» **Problem description**: Each line should be copied exactly.

» **Records supplied**:
*****
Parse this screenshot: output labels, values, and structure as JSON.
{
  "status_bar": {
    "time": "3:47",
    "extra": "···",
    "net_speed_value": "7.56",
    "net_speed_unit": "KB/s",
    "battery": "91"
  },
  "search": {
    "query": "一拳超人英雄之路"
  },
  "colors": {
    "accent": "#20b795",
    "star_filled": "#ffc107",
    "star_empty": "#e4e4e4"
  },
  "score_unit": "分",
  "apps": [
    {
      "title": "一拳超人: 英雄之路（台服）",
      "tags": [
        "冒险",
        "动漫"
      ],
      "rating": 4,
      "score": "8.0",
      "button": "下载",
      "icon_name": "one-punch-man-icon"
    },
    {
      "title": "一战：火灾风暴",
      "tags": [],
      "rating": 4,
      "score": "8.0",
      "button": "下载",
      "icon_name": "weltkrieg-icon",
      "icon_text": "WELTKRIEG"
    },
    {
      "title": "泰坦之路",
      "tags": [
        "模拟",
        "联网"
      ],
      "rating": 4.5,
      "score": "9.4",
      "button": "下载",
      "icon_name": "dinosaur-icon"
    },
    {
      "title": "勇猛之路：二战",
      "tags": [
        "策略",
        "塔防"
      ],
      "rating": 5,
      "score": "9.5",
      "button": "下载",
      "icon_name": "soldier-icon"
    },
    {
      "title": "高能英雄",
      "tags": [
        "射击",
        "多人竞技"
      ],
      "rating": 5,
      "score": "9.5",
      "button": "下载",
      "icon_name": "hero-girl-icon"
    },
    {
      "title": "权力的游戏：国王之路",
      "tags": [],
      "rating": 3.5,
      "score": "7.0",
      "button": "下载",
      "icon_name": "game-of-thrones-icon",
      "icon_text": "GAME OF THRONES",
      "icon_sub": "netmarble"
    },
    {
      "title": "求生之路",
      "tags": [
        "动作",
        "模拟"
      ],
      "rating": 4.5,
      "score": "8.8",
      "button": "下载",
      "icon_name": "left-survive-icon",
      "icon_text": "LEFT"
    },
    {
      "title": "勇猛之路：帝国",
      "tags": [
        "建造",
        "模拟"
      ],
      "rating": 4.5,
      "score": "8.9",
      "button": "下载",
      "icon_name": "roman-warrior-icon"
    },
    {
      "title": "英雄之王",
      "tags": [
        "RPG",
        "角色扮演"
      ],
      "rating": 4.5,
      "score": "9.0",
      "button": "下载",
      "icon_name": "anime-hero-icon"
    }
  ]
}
*****
» **Solution to this exercise**:
Parse this screenshot: output labels, values, and structure as JSON.
{
  "status_bar": {
    "time": "3:47",
    "extra": "···",
    "net_speed_value": "7.56",
    "net_speed_unit": "KB/s",
    "battery": "91"
  },
  "search": {
    "query": "一拳超人英雄之路"
  },
  "colors": {
    "accent": "#20b795",
    "star_filled": "#ffc107",
    "star_empty": "#e4e4e4"
  },
  "score_unit": "分",
  "apps": [
    {
      "title": "一拳超人: 英雄之路（台服）",
      "tags": [
        "冒险",
        "动漫"
      ],
      "rating": 4,
      "score": "8.0",
      "button": "下载",
      "icon_name": "one-punch-man-icon"
    },
    {
      "title": "一战：火灾风暴",
      "tags": [],
      "rating": 4,
      "score": "8.0",
      "button": "下载",
      "icon_name": "weltkrieg-icon",
      "icon_text": "WELTKRIEG"
    },
    {
      "title": "泰坦之路",
      "tags": [
        "模拟",
        "联网"
      ],
      "rating": 4.5,
      "score": "9.4",
      "button": "下载",
      "icon_name": "dinosaur-icon"
    },
    {
      "title": "勇猛之路：二战",
      "tags": [
        "策略",
        "塔防"
      ],
      "rating": 5,
      "score": "9.5",
      "button": "下载",
      "icon_name": "soldier-icon"
    },
    {
      "title": "高能英雄",
      "tags": [
        "射击",
        "多人竞技"
      ],
      "rating": 5,
      "score": "9.5",
      "button": "下载",
      "icon_name": "hero-girl-icon"
    },
    {
      "title": "权力的游戏：国王之路",
      "tags": [],
      "rating": 3.5,
      "score": "7.0",
      "button": "下载",
      "icon_name": "game-of-thrones-icon",
      "icon_text": "GAME OF THRONES",
      "icon_sub": "netmarble"
    },
    {
      "title": "求生之路",
      "tags": [
        "动作",
        "模拟"
      ],
      "rating": 4.5,
      "score": "8.8",
      "button": "下载",
      "icon_name": "left-survive-icon",
      "icon_text": "LEFT"
    },
    {
      "title": "勇猛之路：帝国",
      "tags": [
        "建造",
        "模拟"
      ],
      "rating": 4.5,
      "score": "8.9",
      "button": "下载",
      "icon_name": "roman-warrior-icon"
    },
    {
      "title": "英雄之王",
      "tags": [
        "RPG",
        "角色扮演"
      ],
      "rating": 4.5,
      "score": "9.0",
      "button": "下载",
      "icon_name": "anime-hero-icon"
    }
  ]
}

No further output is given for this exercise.